### EXERCISE
Restate the whole of the material. Keep every word, and drop the pictures.

### DATA ENTRIES

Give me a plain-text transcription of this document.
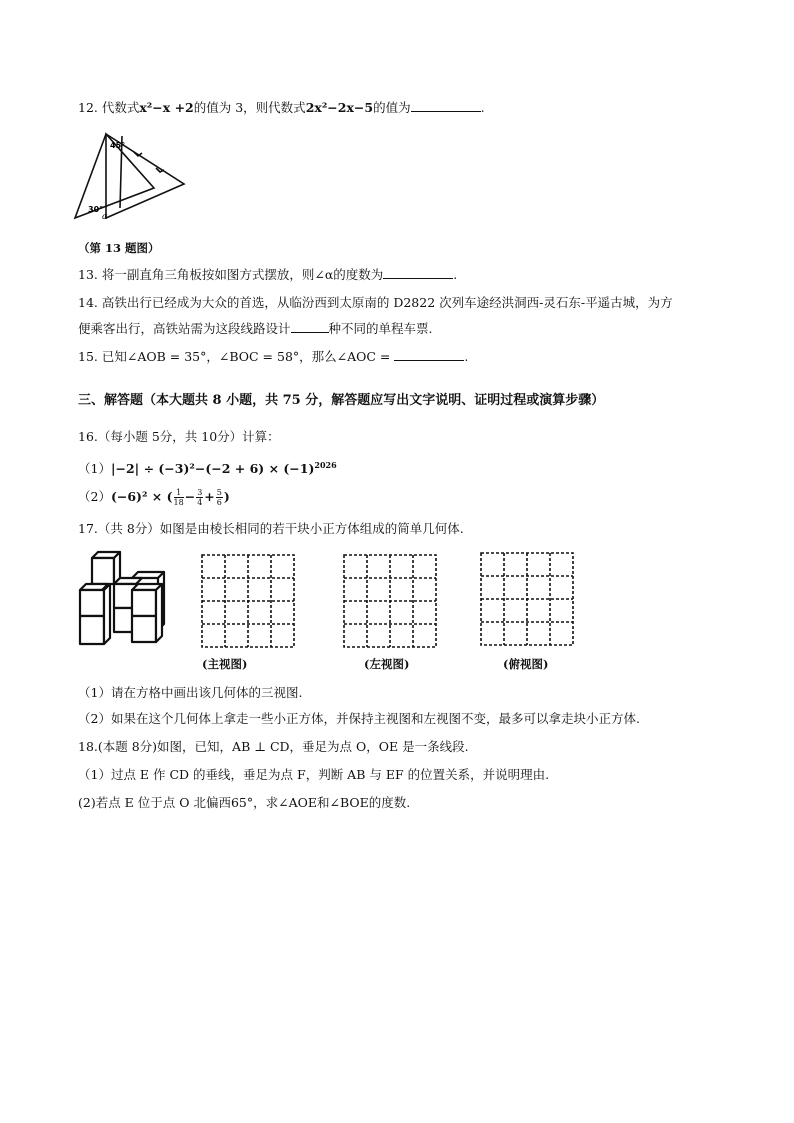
12. 代数式x²−x +2的值为 3，则代数式2x²−2x−5的值为	.
45°
30°
α
（第 13 题图）
13. 将一副直角三角板按如图方式摆放，则∠α的度数为	.
14. 高铁出行已经成为大众的首选，从临汾西到太原南的 D2822 次列车途经洪洞西-灵石东-平遥古城，为方
便乘客出行，高铁站需为这段线路设计	种不同的单程车票.
15. 已知∠AOB = 35°，∠BOC = 58°，那么∠AOC =	.
三、解答题（本大题共 8 小题，共 75 分，解答题应写出文字说明、证明过程或演算步骤）
16.（每小题 5分，共 10分）计算：
$(1)|-2| \div (-3)^2-(-2 + 6) \times (-1)^{2026}$
（2）(−6)² × ( $\frac{1}{18} - \frac{3}{4} + \frac{5}{6}$ )
17.（共 8分）如图是由棱长相同的若干块小正方体组成的简单几何体.
(主视图)	(左视图)	(俯视图)
（1）请在方格中画出该几何体的三视图.
（2）如果在这个几何体上拿走一些小正方体，并保持主视图和左视图不变，最多可以拿走块小正方体.
18.(本题 8分)如图，已知，AB ⊥ CD，垂足为点 O，OE 是一条线段.
（1）过点 E 作 CD 的垂线，垂足为点 F，判断 AB 与 EF 的位置关系，并说明理由.
(2)若点 E 位于点 O 北偏西65°，求∠AOE和∠BOE的度数.
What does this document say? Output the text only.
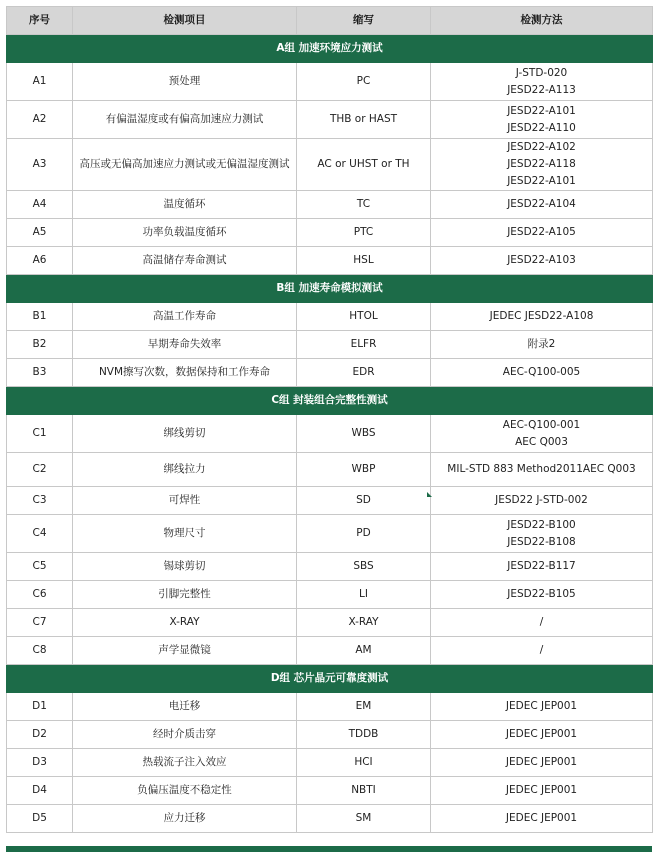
序号	检测项目	缩写	检测方法
A组 加速环境应力测试			
A1	预处理	PC	J-STD-020
JESD22-A113

A2	有偏温湿度或有偏高加速应力测试	THB or HAST	JESD22-A101
JESD22-A110

A3	高压或无偏高加速应力测试或无偏温湿度测试	AC or UHST or TH	JESD22-A102
JESD22-A118
JESD22-A101

A4	温度循环	TC	JESD22-A104
A5	功率负载温度循环	PTC	JESD22-A105
A6	高温储存寿命测试	HSL	JESD22-A103
B组 加速寿命模拟测试			
B1	高温工作寿命	HTOL	JEDEC JESD22-A108
B2	早期寿命失效率	ELFR	附录2
B3	NVM擦写次数，数据保持和工作寿命	EDR	AEC-Q100-005
C组 封装组合完整性测试			
C1	绑线剪切	WBS	AEC-Q100-001
AEC Q003

C2	绑线拉力	WBP	MIL-STD 883 Method2011AEC Q003
C3	可焊性	SD	JESD22 J-STD-002
C4	物理尺寸	PD	JESD22-B100
JESD22-B108

C5	锡球剪切	SBS	JESD22-B117
C6	引脚完整性	LI	JESD22-B105
C7	X-RAY	X-RAY	/
C8	声学显微镜	AM	/
D组 芯片晶元可靠度测试			
D1	电迁移	EM	JEDEC JEP001
D2	经时介质击穿	TDDB	JEDEC JEP001
D3	热载流子注入效应	HCI	JEDEC JEP001
D4	负偏压温度不稳定性	NBTI	JEDEC JEP001
D5	应力迁移	SM	JEDEC JEP001
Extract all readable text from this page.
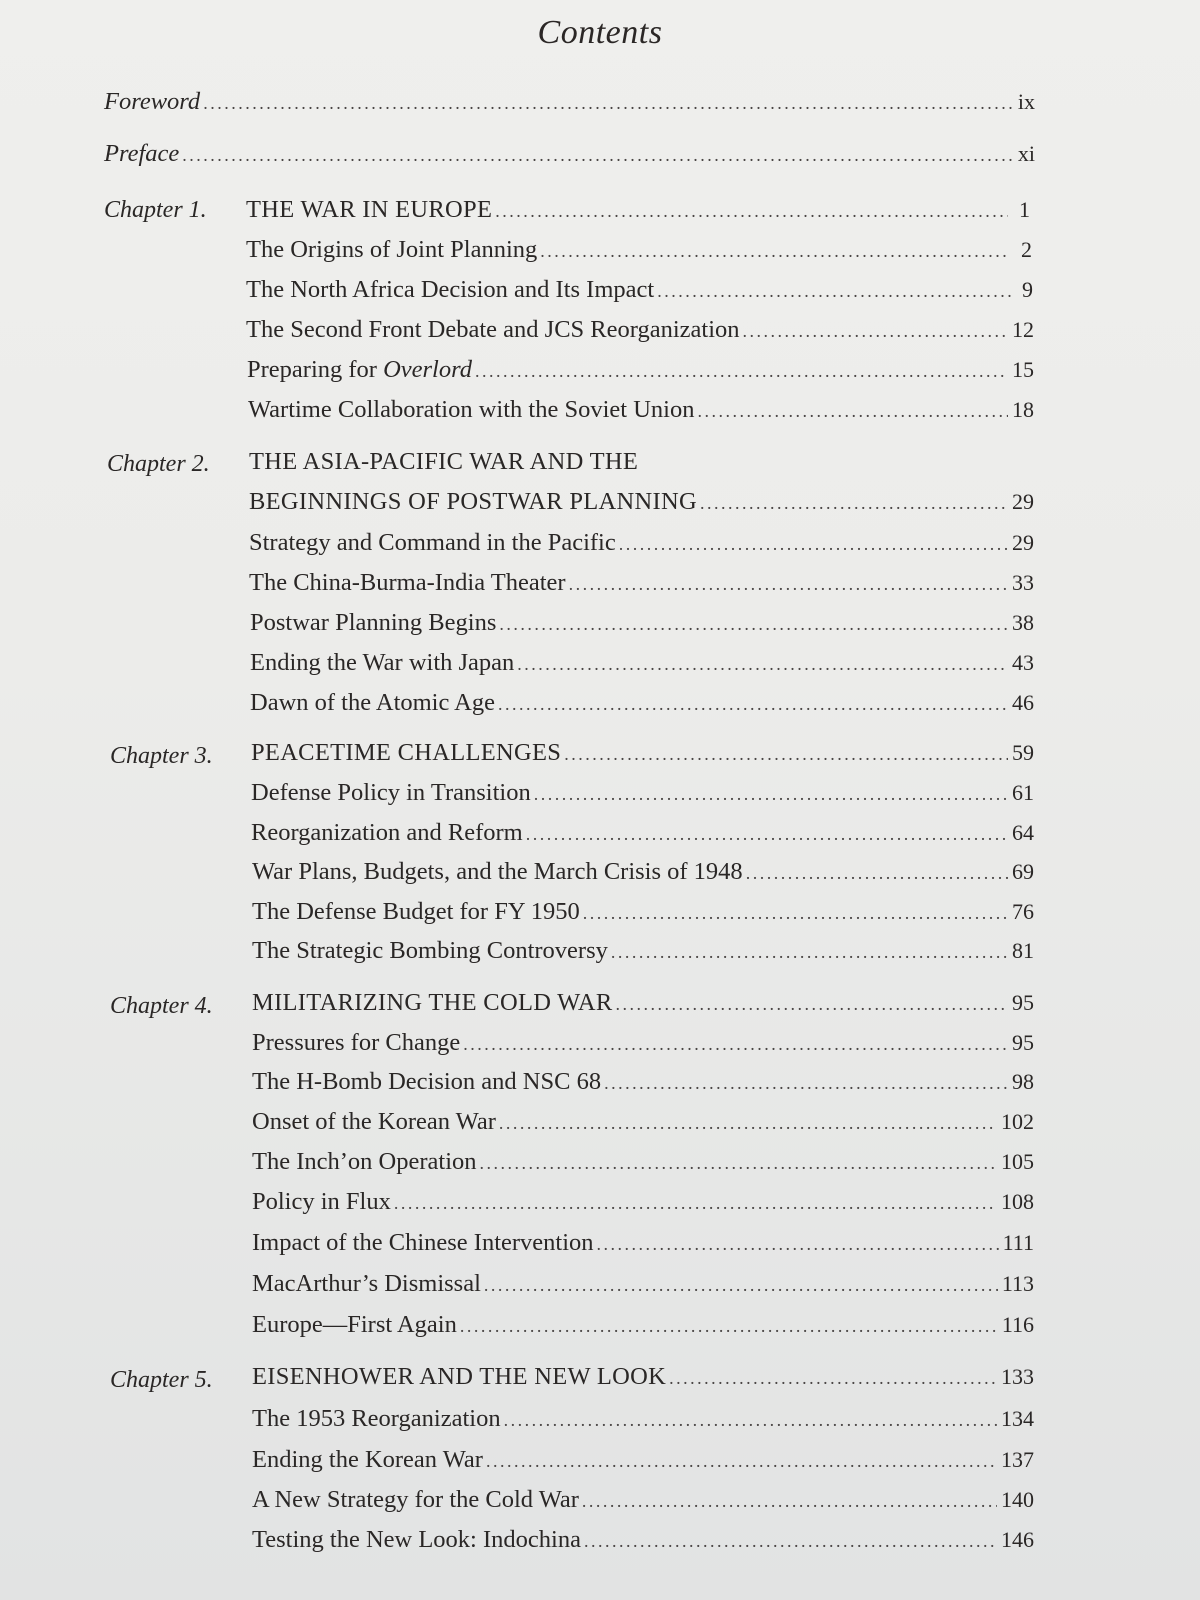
Contents
Foreword . . .	ix
Preface . . .	xi
Chapter 1. THE WAR IN EUROPE . . .	1
The Origins of Joint Planning . . .	2
The North Africa Decision and Its Impact . . .	9
The Second Front Debate and JCS Reorganization . . .	12
Preparing for Overlord . . .	15
Wartime Collaboration with the Soviet Union . . .	18
Chapter 2. THE ASIA-PACIFIC WAR AND THE
BEGINNINGS OF POSTWAR PLANNING . . .	29
Strategy and Command in the Pacific . . .	29
The China-Burma-India Theater . . .	33
Postwar Planning Begins . . .	38
Ending the War with Japan . . .	43
Dawn of the Atomic Age . . .	46
Chapter 3. PEACETIME CHALLENGES . . .	59
Defense Policy in Transition . . .	61
Reorganization and Reform . . .	64
War Plans, Budgets, and the March Crisis of 1948 . . .	69
The Defense Budget for FY 1950 . . .	76
The Strategic Bombing Controversy . . .	81
Chapter 4. MILITARIZING THE COLD WAR . . .	95
Pressures for Change . . .	95
The H-Bomb Decision and NSC 68 . . .	98
Onset of the Korean War . . .	102
The Inch’on Operation . . .	105
Policy in Flux . . .	108
Impact of the Chinese Intervention . . .	111
MacArthur’s Dismissal . . .	113
Europe—First Again . . .	116
Chapter 5. EISENHOWER AND THE NEW LOOK . . .	133
The 1953 Reorganization . . .	134
Ending the Korean War . . .	137
A New Strategy for the Cold War . . .	140
Testing the New Look: Indochina . . .	146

### WRITTEN ANSWER
Give me a plain-text transcription of this document.
12. 代数式x²−x +2的值为 3，则代数式2x²−2x−5的值为	.
45°
30°
α
（第 13 题图）
13. 将一副直角三角板按如图方式摆放，则∠α的度数为	.
14. 高铁出行已经成为大众的首选，从临汾西到太原南的 D2822 次列车途经洪洞西-灵石东-平遥古城，为方
便乘客出行，高铁站需为这段线路设计	种不同的单程车票.
15. 已知∠AOB = 35°，∠BOC = 58°，那么∠AOC =	.
三、解答题（本大题共 8 小题，共 75 分，解答题应写出文字说明、证明过程或演算步骤）
16.（每小题 5分，共 10分）计算：
$(1)|-2| \div (-3)^2-(-2 + 6) \times (-1)^{2026}$
（2）(−6)² × ( $\frac{1}{18} - \frac{3}{4} + \frac{5}{6}$ )
17.（共 8分）如图是由棱长相同的若干块小正方体组成的简单几何体.
(主视图)	(左视图)	(俯视图)
（1）请在方格中画出该几何体的三视图.
（2）如果在这个几何体上拿走一些小正方体，并保持主视图和左视图不变，最多可以拿走块小正方体.
18.(本题 8分)如图，已知，AB ⊥ CD，垂足为点 O，OE 是一条线段.
（1）过点 E 作 CD 的垂线，垂足为点 F，判断 AB 与 EF 的位置关系，并说明理由.
(2)若点 E 位于点 O 北偏西65°，求∠AOE和∠BOE的度数.
What does this document say? Output the text only.
序号	检测项目	缩写	检测方法
A组 加速环境应力测试			
A1	预处理	PC	J-STD-020
JESD22-A113

A2	有偏温湿度或有偏高加速应力测试	THB or HAST	JESD22-A101
JESD22-A110

A3	高压或无偏高加速应力测试或无偏温湿度测试	AC or UHST or TH	JESD22-A102
JESD22-A118
JESD22-A101

A4	温度循环	TC	JESD22-A104
A5	功率负载温度循环	PTC	JESD22-A105
A6	高温储存寿命测试	HSL	JESD22-A103
B组 加速寿命模拟测试			
B1	高温工作寿命	HTOL	JEDEC JESD22-A108
B2	早期寿命失效率	ELFR	附录2
B3	NVM擦写次数，数据保持和工作寿命	EDR	AEC-Q100-005
C组 封装组合完整性测试			
C1	绑线剪切	WBS	AEC-Q100-001
AEC Q003

C2	绑线拉力	WBP	MIL-STD 883 Method2011AEC Q003
C3	可焊性	SD	JESD22 J-STD-002
C4	物理尺寸	PD	JESD22-B100
JESD22-B108

C5	锡球剪切	SBS	JESD22-B117
C6	引脚完整性	LI	JESD22-B105
C7	X-RAY	X-RAY	/
C8	声学显微镜	AM	/
D组 芯片晶元可靠度测试			
D1	电迁移	EM	JEDEC JEP001
D2	经时介质击穿	TDDB	JEDEC JEP001
D3	热载流子注入效应	HCI	JEDEC JEP001
D4	负偏压温度不稳定性	NBTI	JEDEC JEP001
D5	应力迁移	SM	JEDEC JEP001
Extract all readable text from this page.
Contents
Foreword . . .	ix
Preface . . .	xi
Chapter 1. THE WAR IN EUROPE . . .	1
The Origins of Joint Planning . . .	2
The North Africa Decision and Its Impact . . .	9
The Second Front Debate and JCS Reorganization . . .	12
Preparing for Overlord . . .	15
Wartime Collaboration with the Soviet Union . . .	18
Chapter 2. THE ASIA-PACIFIC WAR AND THE
BEGINNINGS OF POSTWAR PLANNING . . .	29
Strategy and Command in the Pacific . . .	29
The China-Burma-India Theater . . .	33
Postwar Planning Begins . . .	38
Ending the War with Japan . . .	43
Dawn of the Atomic Age . . .	46
Chapter 3. PEACETIME CHALLENGES . . .	59
Defense Policy in Transition . . .	61
Reorganization and Reform . . .	64
War Plans, Budgets, and the March Crisis of 1948 . . .	69
The Defense Budget for FY 1950 . . .	76
The Strategic Bombing Controversy . . .	81
Chapter 4. MILITARIZING THE COLD WAR . . .	95
Pressures for Change . . .	95
The H-Bomb Decision and NSC 68 . . .	98
Onset of the Korean War . . .	102
The Inch’on Operation . . .	105
Policy in Flux . . .	108
Impact of the Chinese Intervention . . .	111
MacArthur’s Dismissal . . .	113
Europe—First Again . . .	116
Chapter 5. EISENHOWER AND THE NEW LOOK . . .	133
The 1953 Reorganization . . .	134
Ending the Korean War . . .	137
A New Strategy for the Cold War . . .	140
Testing the New Look: Indochina . . .	146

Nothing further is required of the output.